WHAT NEEDS TO BE DONE — Copy out the entries in full and with complete accuracy; pictures are excluded.

(Dataset items)
◆ ◆ ◆ ◆

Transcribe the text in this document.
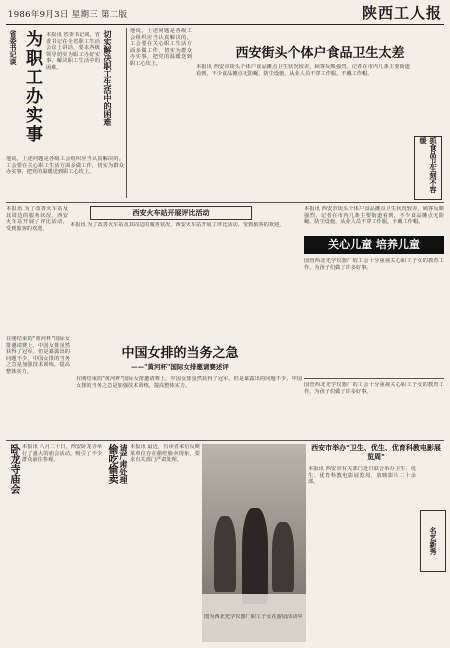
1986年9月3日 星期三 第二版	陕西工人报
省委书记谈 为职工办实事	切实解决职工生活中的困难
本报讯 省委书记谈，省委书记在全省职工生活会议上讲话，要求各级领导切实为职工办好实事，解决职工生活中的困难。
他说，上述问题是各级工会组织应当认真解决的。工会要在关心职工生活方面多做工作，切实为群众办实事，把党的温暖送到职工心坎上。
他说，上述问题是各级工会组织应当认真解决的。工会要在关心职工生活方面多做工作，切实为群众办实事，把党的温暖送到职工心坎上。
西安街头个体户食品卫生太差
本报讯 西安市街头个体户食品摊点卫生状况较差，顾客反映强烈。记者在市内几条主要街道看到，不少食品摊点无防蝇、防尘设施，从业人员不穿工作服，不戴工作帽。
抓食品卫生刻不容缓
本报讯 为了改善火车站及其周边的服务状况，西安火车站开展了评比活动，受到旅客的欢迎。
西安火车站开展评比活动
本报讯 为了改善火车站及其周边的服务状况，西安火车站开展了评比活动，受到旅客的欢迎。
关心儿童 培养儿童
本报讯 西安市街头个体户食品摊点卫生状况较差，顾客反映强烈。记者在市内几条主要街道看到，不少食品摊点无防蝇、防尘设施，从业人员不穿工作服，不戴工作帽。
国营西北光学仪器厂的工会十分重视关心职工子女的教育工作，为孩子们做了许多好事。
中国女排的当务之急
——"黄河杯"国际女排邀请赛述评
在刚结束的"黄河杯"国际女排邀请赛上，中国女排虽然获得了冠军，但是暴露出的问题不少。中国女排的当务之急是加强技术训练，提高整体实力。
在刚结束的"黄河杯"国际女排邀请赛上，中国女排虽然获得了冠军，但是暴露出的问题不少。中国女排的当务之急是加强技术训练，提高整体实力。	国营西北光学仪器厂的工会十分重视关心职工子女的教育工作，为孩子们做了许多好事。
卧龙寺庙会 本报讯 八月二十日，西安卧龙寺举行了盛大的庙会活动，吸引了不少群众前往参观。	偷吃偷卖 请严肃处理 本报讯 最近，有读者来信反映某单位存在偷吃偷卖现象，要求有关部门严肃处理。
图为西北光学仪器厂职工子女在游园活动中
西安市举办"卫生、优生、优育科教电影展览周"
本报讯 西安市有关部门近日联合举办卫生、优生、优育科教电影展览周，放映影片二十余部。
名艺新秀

◆ ◆ ◆ ◆

CORRECT RESPONSE —
Transcribe the text in this document.
1986年9月3日 星期三 第二版	陕西工人报
省委书记谈 为职工办实事	切实解决职工生活中的困难
本报讯 省委书记谈，省委书记在全省职工生活会议上讲话，要求各级领导切实为职工办好实事，解决职工生活中的困难。
他说，上述问题是各级工会组织应当认真解决的。工会要在关心职工生活方面多做工作，切实为群众办实事，把党的温暖送到职工心坎上。
他说，上述问题是各级工会组织应当认真解决的。工会要在关心职工生活方面多做工作，切实为群众办实事，把党的温暖送到职工心坎上。
西安街头个体户食品卫生太差
本报讯 西安市街头个体户食品摊点卫生状况较差，顾客反映强烈。记者在市内几条主要街道看到，不少食品摊点无防蝇、防尘设施，从业人员不穿工作服，不戴工作帽。
抓食品卫生刻不容缓
本报讯 为了改善火车站及其周边的服务状况，西安火车站开展了评比活动，受到旅客的欢迎。
西安火车站开展评比活动
本报讯 为了改善火车站及其周边的服务状况，西安火车站开展了评比活动，受到旅客的欢迎。
关心儿童 培养儿童
本报讯 西安市街头个体户食品摊点卫生状况较差，顾客反映强烈。记者在市内几条主要街道看到，不少食品摊点无防蝇、防尘设施，从业人员不穿工作服，不戴工作帽。
国营西北光学仪器厂的工会十分重视关心职工子女的教育工作，为孩子们做了许多好事。
中国女排的当务之急
——"黄河杯"国际女排邀请赛述评
在刚结束的"黄河杯"国际女排邀请赛上，中国女排虽然获得了冠军，但是暴露出的问题不少。中国女排的当务之急是加强技术训练，提高整体实力。
在刚结束的"黄河杯"国际女排邀请赛上，中国女排虽然获得了冠军，但是暴露出的问题不少。中国女排的当务之急是加强技术训练，提高整体实力。	国营西北光学仪器厂的工会十分重视关心职工子女的教育工作，为孩子们做了许多好事。
卧龙寺庙会 本报讯 八月二十日，西安卧龙寺举行了盛大的庙会活动，吸引了不少群众前往参观。	偷吃偷卖 请严肃处理 本报讯 最近，有读者来信反映某单位存在偷吃偷卖现象，要求有关部门严肃处理。
图为西北光学仪器厂职工子女在游园活动中
西安市举办"卫生、优生、优育科教电影展览周"
本报讯 西安市有关部门近日联合举办卫生、优生、优育科教电影展览周，放映影片二十余部。
名艺新秀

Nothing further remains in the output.